| Requirements |
Copy all of the material word for word, except for the pictures.

| Record extracts |
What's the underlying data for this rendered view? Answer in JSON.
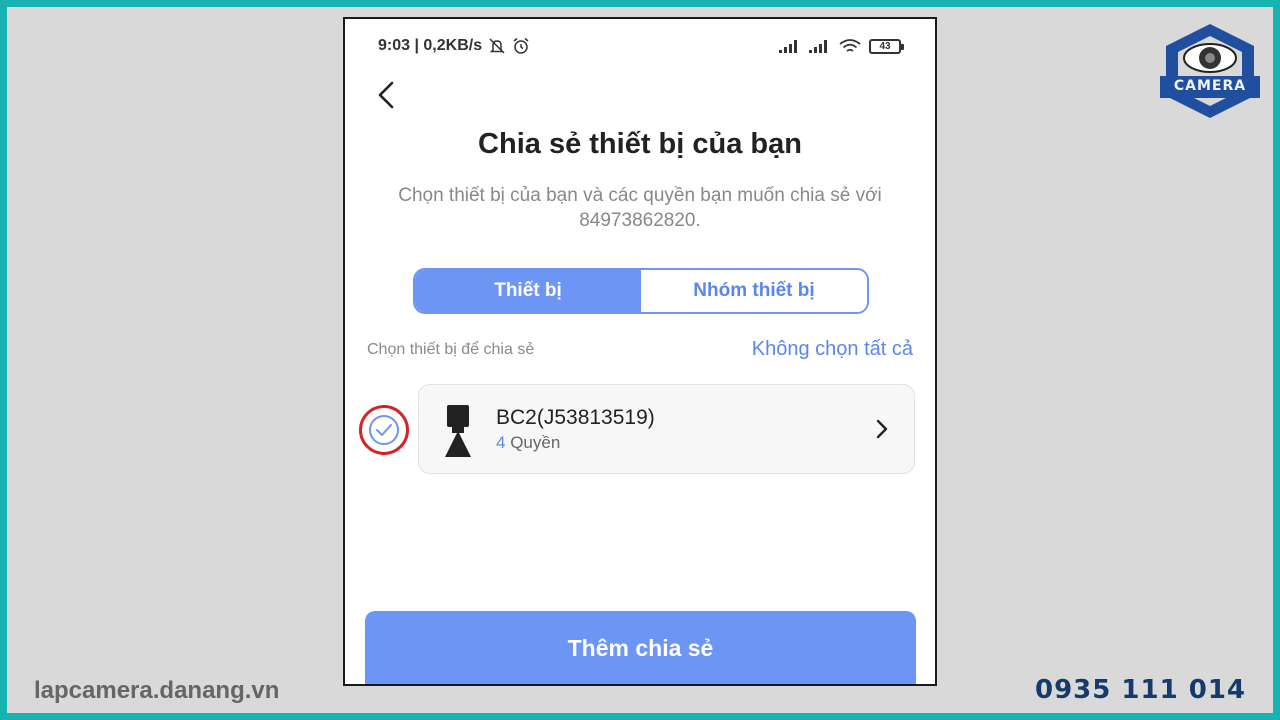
{
  "status_bar": {
    "time_speed": "9:03 | 0,2KB/s",
    "battery": "43",
    "icons": [
      "mute-bell-icon",
      "alarm-icon",
      "signal-icon",
      "signal-icon",
      "wifi-icon",
      "battery-icon"
    ]
  },
  "header": {
    "back_icon": "chevron-left-icon",
    "title": "Chia sẻ thiết bị của bạn",
    "subtitle": "Chọn thiết bị của bạn và các quyền bạn muốn chia sẻ với 84973862820."
  },
  "tabs": [
    {
      "label": "Thiết bị",
      "active": true
    },
    {
      "label": "Nhóm thiết bị",
      "active": false
    }
  ],
  "section": {
    "label": "Chọn thiết bị để chia sẻ",
    "deselect_all": "Không chọn tất cả"
  },
  "devices": [
    {
      "name": "BC2(J53813519)",
      "perm_count": "4",
      "perm_label": "Quyền",
      "selected": true,
      "icon": "camera-device-icon"
    }
  ],
  "actions": {
    "add_share": "Thêm chia sẻ"
  },
  "branding": {
    "logo_text": "CAMERA",
    "website": "lapcamera.danang.vn",
    "hotline": "0935 111 014"
  },
  "colors": {
    "frame": "#17b3b3",
    "accent": "#6c95f5",
    "highlight_ring": "#d6232a",
    "logo_blue": "#1f4f9e"
  }
}
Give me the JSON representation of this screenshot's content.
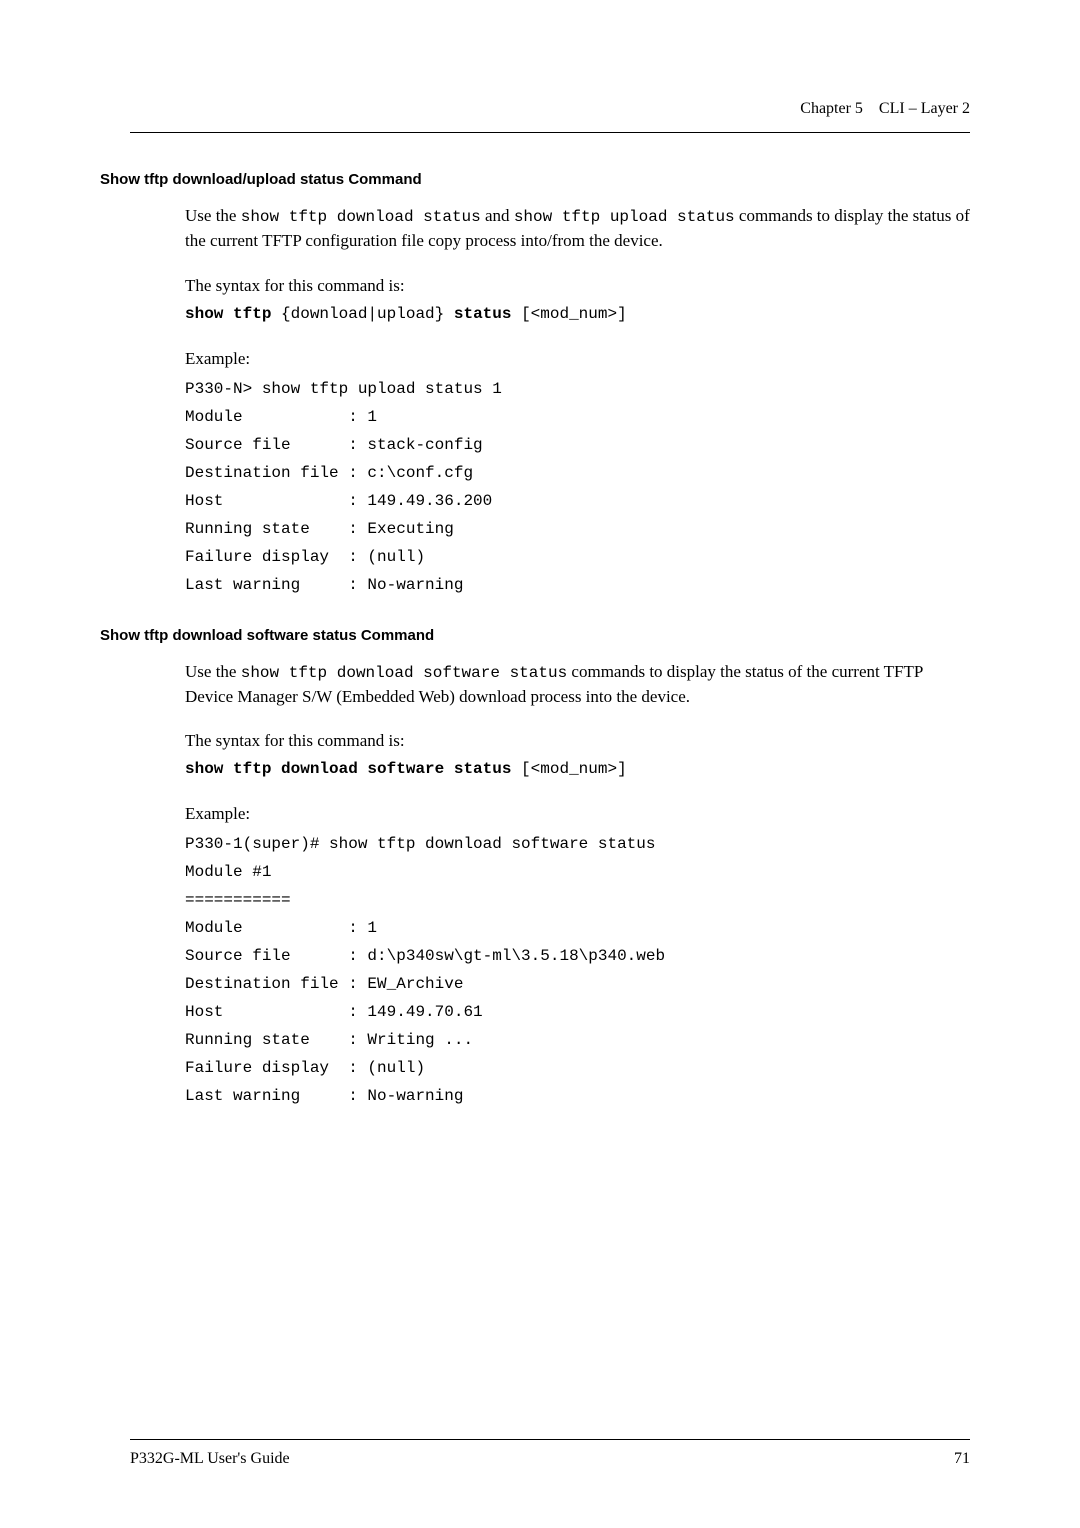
{
  "header": {
    "chapter": "Chapter 5",
    "subtitle": "CLI – Layer 2"
  },
  "section1": {
    "title": "Show tftp download/upload status Command",
    "intro_pre": "Use the ",
    "intro_code1": "show tftp download status",
    "intro_mid": " and ",
    "intro_code2": "show tftp upload status",
    "intro_post": " commands to display the status of the current TFTP configuration file copy process into/from the device.",
    "syntax_label": "The syntax for this command is:",
    "syntax_b1": "show tftp",
    "syntax_p1": " {download|upload} ",
    "syntax_b2": "status",
    "syntax_p2": " [<mod_num>]",
    "example_label": "Example:",
    "example_code": "P330-N> show tftp upload status 1\nModule           : 1\nSource file      : stack-config\nDestination file : c:\\conf.cfg\nHost             : 149.49.36.200\nRunning state    : Executing\nFailure display  : (null)\nLast warning     : No-warning"
  },
  "section2": {
    "title": "Show tftp download software status Command",
    "intro_pre": "Use the ",
    "intro_code": "show tftp download software status",
    "intro_post": " commands to display the status of the current TFTP Device Manager S/W (Embedded Web) download process into the device.",
    "syntax_label": "The syntax for this command is:",
    "syntax_b1": "show tftp download software status",
    "syntax_p1": " [<mod_num>]",
    "example_label": "Example:",
    "example_code": "P330-1(super)# show tftp download software status\nModule #1\n===========\nModule           : 1\nSource file      : d:\\p340sw\\gt-ml\\3.5.18\\p340.web\nDestination file : EW_Archive\nHost             : 149.49.70.61\nRunning state    : Writing ...\nFailure display  : (null)\nLast warning     : No-warning"
  },
  "footer": {
    "left": "P332G-ML User's Guide",
    "right": "71"
  }
}
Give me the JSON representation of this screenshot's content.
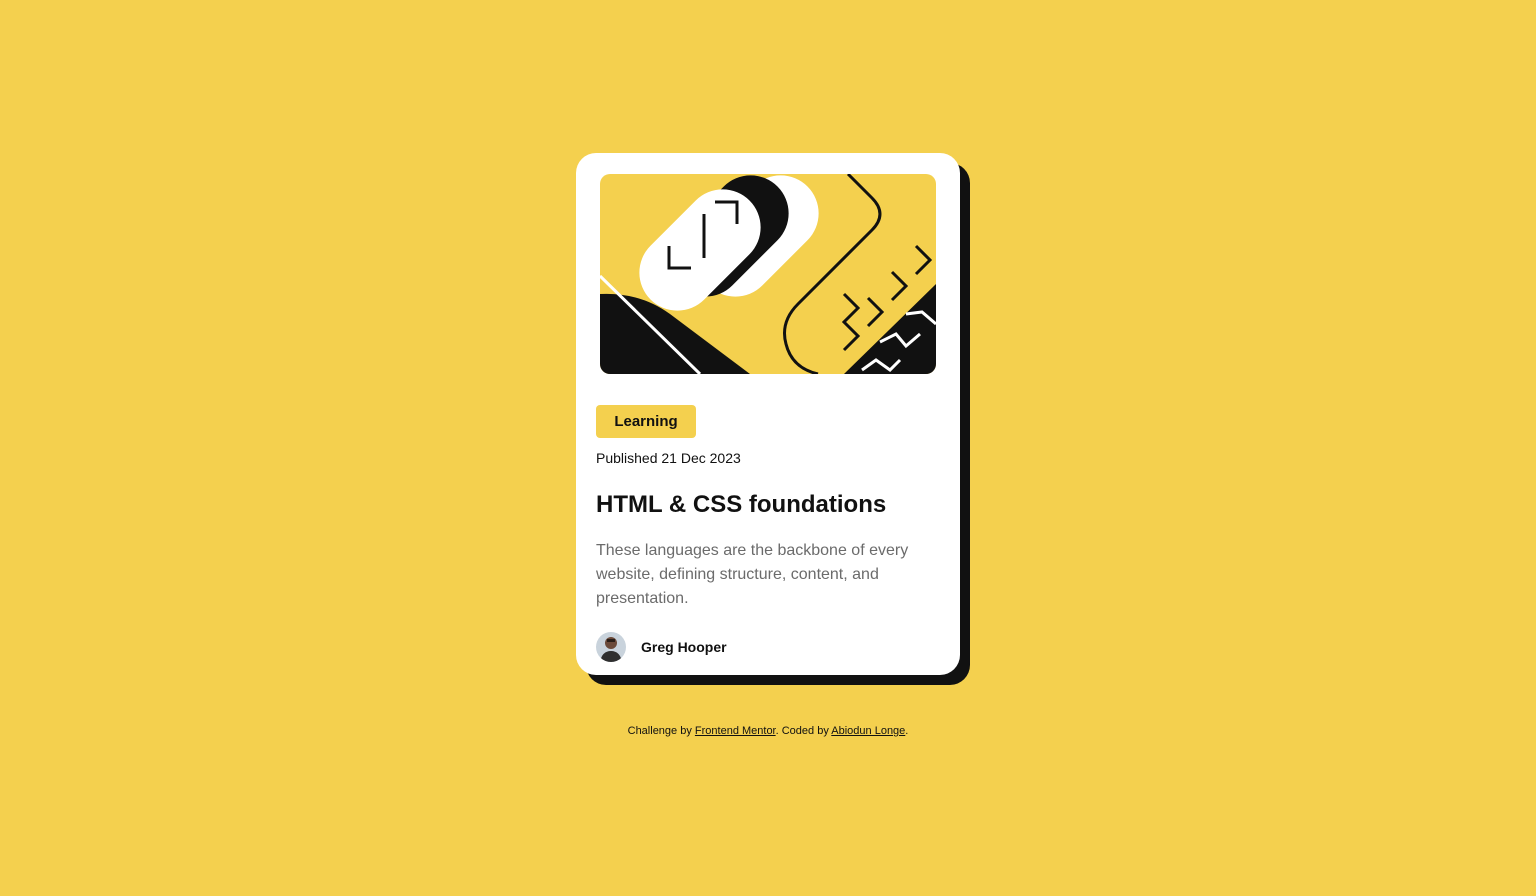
{
  "colors": {
    "background": "#F4D04E",
    "card": "#FFFFFF",
    "shadow": "#111111",
    "text": "#111111",
    "muted": "#6B6B6B",
    "tag": "#F4D04E"
  },
  "card": {
    "illustration_icon": "abstract-code-illustration",
    "tag_label": "Learning",
    "published": "Published 21 Dec 2023",
    "title": "HTML & CSS foundations",
    "description": "These languages are the backbone of every website, defining structure, content, and presentation.",
    "author": {
      "avatar_icon": "author-avatar",
      "name": "Greg Hooper"
    }
  },
  "attribution": {
    "prefix": "Challenge by ",
    "link1": "Frontend Mentor",
    "middle": ". Coded by ",
    "link2": "Abiodun Longe",
    "suffix": "."
  }
}
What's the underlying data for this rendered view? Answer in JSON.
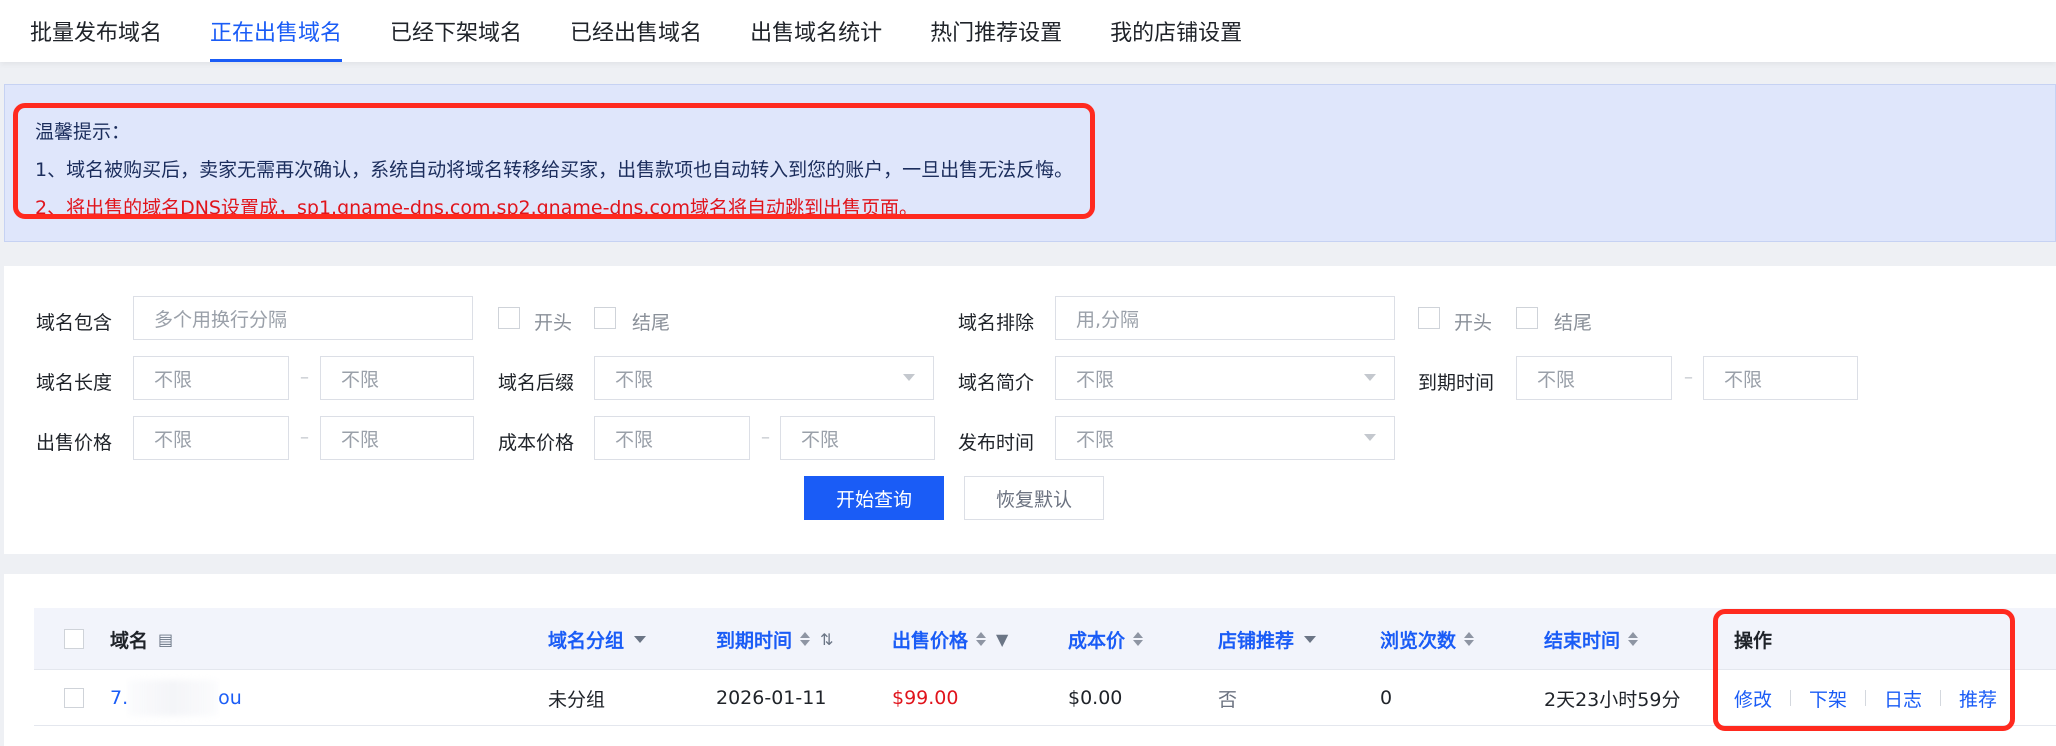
{
  "tabs": [
    {
      "label": "批量发布域名",
      "active": false
    },
    {
      "label": "正在出售域名",
      "active": true
    },
    {
      "label": "已经下架域名",
      "active": false
    },
    {
      "label": "已经出售域名",
      "active": false
    },
    {
      "label": "出售域名统计",
      "active": false
    },
    {
      "label": "热门推荐设置",
      "active": false
    },
    {
      "label": "我的店铺设置",
      "active": false
    }
  ],
  "notice": {
    "title": "温馨提示：",
    "line1": "1、域名被购买后，卖家无需再次确认，系统自动将域名转移给买家，出售款项也自动转入到您的账户，一旦出售无法反悔。",
    "line2": "2、将出售的域名DNS设置成，sp1.gname-dns.com,sp2.gname-dns.com域名将自动跳到出售页面。"
  },
  "filters": {
    "contains_label": "域名包含",
    "contains_placeholder": "多个用换行分隔",
    "start_label": "开头",
    "end_label": "结尾",
    "exclude_label": "域名排除",
    "exclude_placeholder": "用,分隔",
    "length_label": "域名长度",
    "suffix_label": "域名后缀",
    "intro_label": "域名简介",
    "expire_label": "到期时间",
    "sale_price_label": "出售价格",
    "cost_price_label": "成本价格",
    "publish_time_label": "发布时间",
    "unlimited": "不限",
    "dash": "–",
    "search_button": "开始查询",
    "reset_button": "恢复默认"
  },
  "table": {
    "headers": {
      "domain": "域名",
      "group": "域名分组",
      "expire": "到期时间",
      "price": "出售价格",
      "cost": "成本价",
      "recommend": "店铺推荐",
      "views": "浏览次数",
      "end": "结束时间",
      "ops": "操作"
    },
    "rows": [
      {
        "domain_prefix": "7.",
        "domain_suffix": "ou",
        "group": "未分组",
        "expire": "2026-01-11",
        "price": "$99.00",
        "cost": "$0.00",
        "recommend": "否",
        "views": "0",
        "end": "2天23小时59分",
        "ops": [
          "修改",
          "下架",
          "日志",
          "推荐"
        ]
      }
    ]
  },
  "colors": {
    "accent": "#1a5cf6",
    "price": "#e0141c",
    "highlight": "#ff2a1f",
    "notice_bg": "#dfe6fb"
  }
}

| Task result |
What's the underlying data for this rendered view? Answer in JSON.
{
  "status_bar": {
    "time_speed": "9:03 | 0,2KB/s",
    "battery": "43",
    "icons": [
      "mute-bell-icon",
      "alarm-icon",
      "signal-icon",
      "signal-icon",
      "wifi-icon",
      "battery-icon"
    ]
  },
  "header": {
    "back_icon": "chevron-left-icon",
    "title": "Chia sẻ thiết bị của bạn",
    "subtitle": "Chọn thiết bị của bạn và các quyền bạn muốn chia sẻ với 84973862820."
  },
  "tabs": [
    {
      "label": "Thiết bị",
      "active": true
    },
    {
      "label": "Nhóm thiết bị",
      "active": false
    }
  ],
  "section": {
    "label": "Chọn thiết bị để chia sẻ",
    "deselect_all": "Không chọn tất cả"
  },
  "devices": [
    {
      "name": "BC2(J53813519)",
      "perm_count": "4",
      "perm_label": "Quyền",
      "selected": true,
      "icon": "camera-device-icon"
    }
  ],
  "actions": {
    "add_share": "Thêm chia sẻ"
  },
  "branding": {
    "logo_text": "CAMERA",
    "website": "lapcamera.danang.vn",
    "hotline": "0935 111 014"
  },
  "colors": {
    "frame": "#17b3b3",
    "accent": "#6c95f5",
    "highlight_ring": "#d6232a",
    "logo_blue": "#1f4f9e"
  }
}
Give me the JSON representation of this screenshot's content.
{
  "header": {
    "chapter": "Chapter 5",
    "subtitle": "CLI – Layer 2"
  },
  "section1": {
    "title": "Show tftp download/upload status Command",
    "intro_pre": "Use the ",
    "intro_code1": "show tftp download status",
    "intro_mid": " and ",
    "intro_code2": "show tftp upload status",
    "intro_post": " commands to display the status of the current TFTP configuration file copy process into/from the device.",
    "syntax_label": "The syntax for this command is:",
    "syntax_b1": "show tftp",
    "syntax_p1": " {download|upload} ",
    "syntax_b2": "status",
    "syntax_p2": " [<mod_num>]",
    "example_label": "Example:",
    "example_code": "P330-N> show tftp upload status 1\nModule           : 1\nSource file      : stack-config\nDestination file : c:\\conf.cfg\nHost             : 149.49.36.200\nRunning state    : Executing\nFailure display  : (null)\nLast warning     : No-warning"
  },
  "section2": {
    "title": "Show tftp download software status Command",
    "intro_pre": "Use the ",
    "intro_code": "show tftp download software status",
    "intro_post": " commands to display the status of the current TFTP Device Manager S/W (Embedded Web) download process into the device.",
    "syntax_label": "The syntax for this command is:",
    "syntax_b1": "show tftp download software status",
    "syntax_p1": " [<mod_num>]",
    "example_label": "Example:",
    "example_code": "P330-1(super)# show tftp download software status\nModule #1\n===========\nModule           : 1\nSource file      : d:\\p340sw\\gt-ml\\3.5.18\\p340.web\nDestination file : EW_Archive\nHost             : 149.49.70.61\nRunning state    : Writing ...\nFailure display  : (null)\nLast warning     : No-warning"
  },
  "footer": {
    "left": "P332G-ML User's Guide",
    "right": "71"
  }
}
Give me the JSON representation of this screenshot's content.
{
  "colors": {
    "background": "#F4D04E",
    "card": "#FFFFFF",
    "shadow": "#111111",
    "text": "#111111",
    "muted": "#6B6B6B",
    "tag": "#F4D04E"
  },
  "card": {
    "illustration_icon": "abstract-code-illustration",
    "tag_label": "Learning",
    "published": "Published 21 Dec 2023",
    "title": "HTML & CSS foundations",
    "description": "These languages are the backbone of every website, defining structure, content, and presentation.",
    "author": {
      "avatar_icon": "author-avatar",
      "name": "Greg Hooper"
    }
  },
  "attribution": {
    "prefix": "Challenge by ",
    "link1": "Frontend Mentor",
    "middle": ". Coded by ",
    "link2": "Abiodun Longe",
    "suffix": "."
  }
}
What's the underlying data for this rendered view? Answer in JSON.
{
  "tabs": [
    {
      "label": "批量发布域名",
      "active": false
    },
    {
      "label": "正在出售域名",
      "active": true
    },
    {
      "label": "已经下架域名",
      "active": false
    },
    {
      "label": "已经出售域名",
      "active": false
    },
    {
      "label": "出售域名统计",
      "active": false
    },
    {
      "label": "热门推荐设置",
      "active": false
    },
    {
      "label": "我的店铺设置",
      "active": false
    }
  ],
  "notice": {
    "title": "温馨提示：",
    "line1": "1、域名被购买后，卖家无需再次确认，系统自动将域名转移给买家，出售款项也自动转入到您的账户，一旦出售无法反悔。",
    "line2": "2、将出售的域名DNS设置成，sp1.gname-dns.com,sp2.gname-dns.com域名将自动跳到出售页面。"
  },
  "filters": {
    "contains_label": "域名包含",
    "contains_placeholder": "多个用换行分隔",
    "start_label": "开头",
    "end_label": "结尾",
    "exclude_label": "域名排除",
    "exclude_placeholder": "用,分隔",
    "length_label": "域名长度",
    "suffix_label": "域名后缀",
    "intro_label": "域名简介",
    "expire_label": "到期时间",
    "sale_price_label": "出售价格",
    "cost_price_label": "成本价格",
    "publish_time_label": "发布时间",
    "unlimited": "不限",
    "dash": "–",
    "search_button": "开始查询",
    "reset_button": "恢复默认"
  },
  "table": {
    "headers": {
      "domain": "域名",
      "group": "域名分组",
      "expire": "到期时间",
      "price": "出售价格",
      "cost": "成本价",
      "recommend": "店铺推荐",
      "views": "浏览次数",
      "end": "结束时间",
      "ops": "操作"
    },
    "rows": [
      {
        "domain_prefix": "7.",
        "domain_suffix": "ou",
        "group": "未分组",
        "expire": "2026-01-11",
        "price": "$99.00",
        "cost": "$0.00",
        "recommend": "否",
        "views": "0",
        "end": "2天23小时59分",
        "ops": [
          "修改",
          "下架",
          "日志",
          "推荐"
        ]
      }
    ]
  },
  "colors": {
    "accent": "#1a5cf6",
    "price": "#e0141c",
    "highlight": "#ff2a1f",
    "notice_bg": "#dfe6fb"
  }
}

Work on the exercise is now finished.